>>>

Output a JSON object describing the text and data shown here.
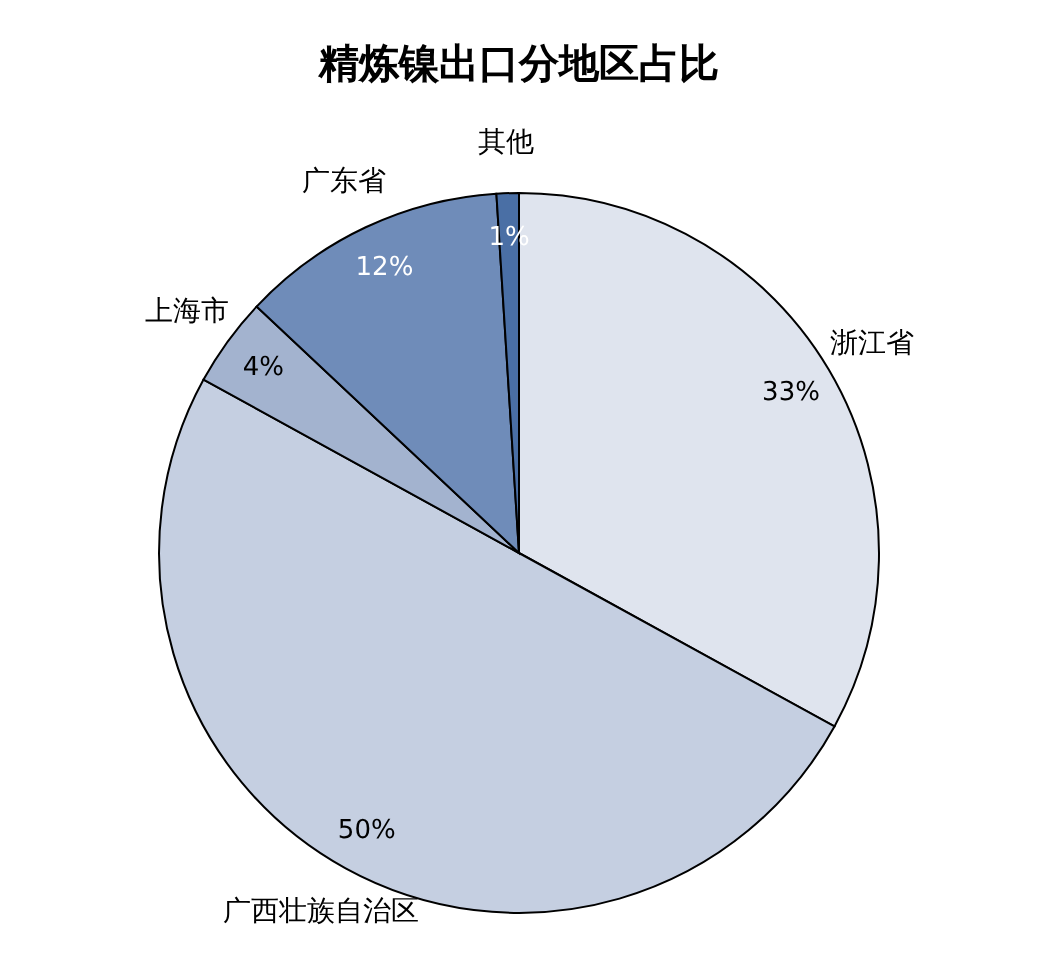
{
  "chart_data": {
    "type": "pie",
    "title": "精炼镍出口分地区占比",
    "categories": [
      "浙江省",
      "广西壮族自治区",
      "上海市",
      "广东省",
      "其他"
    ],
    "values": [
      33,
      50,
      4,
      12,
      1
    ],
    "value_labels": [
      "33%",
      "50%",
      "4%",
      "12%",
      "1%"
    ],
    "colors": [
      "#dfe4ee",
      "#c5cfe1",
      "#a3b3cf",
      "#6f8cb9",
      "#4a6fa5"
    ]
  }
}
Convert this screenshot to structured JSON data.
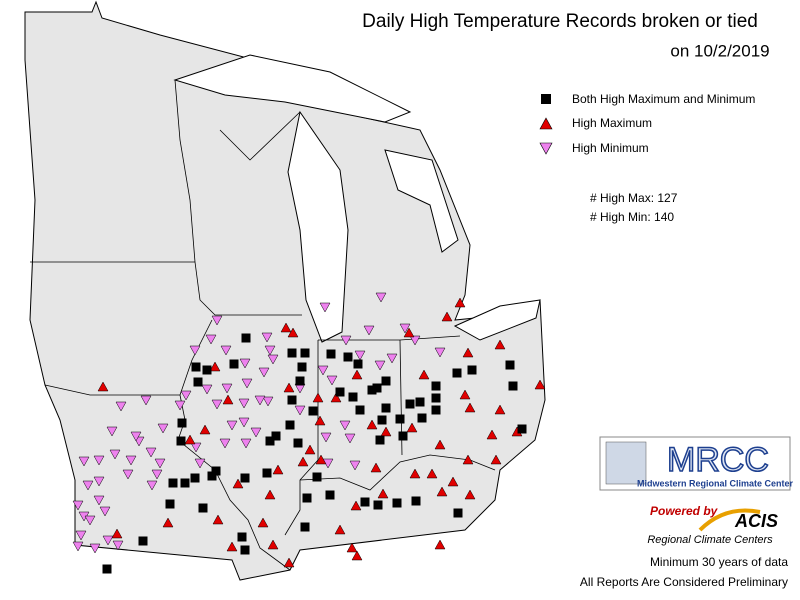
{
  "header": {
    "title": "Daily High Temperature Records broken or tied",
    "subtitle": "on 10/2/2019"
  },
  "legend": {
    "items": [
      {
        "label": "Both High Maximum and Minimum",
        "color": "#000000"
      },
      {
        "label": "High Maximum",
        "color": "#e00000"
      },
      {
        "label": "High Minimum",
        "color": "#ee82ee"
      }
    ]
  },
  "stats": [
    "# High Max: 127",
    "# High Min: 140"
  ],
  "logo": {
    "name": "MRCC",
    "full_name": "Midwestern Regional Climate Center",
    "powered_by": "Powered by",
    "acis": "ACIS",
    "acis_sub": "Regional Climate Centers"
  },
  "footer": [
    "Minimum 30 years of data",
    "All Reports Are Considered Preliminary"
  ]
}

<<<

Stated task →
For the listing above, identify each line bearing "High".

The solution →
    "title": "Daily High Temperature Records broken or tied",
        "label": "Both High Maximum and Minimum",
        "label": "High Maximum",
        "label": "High Minimum",
    "# High Max: 127",
    "# High Min: 140"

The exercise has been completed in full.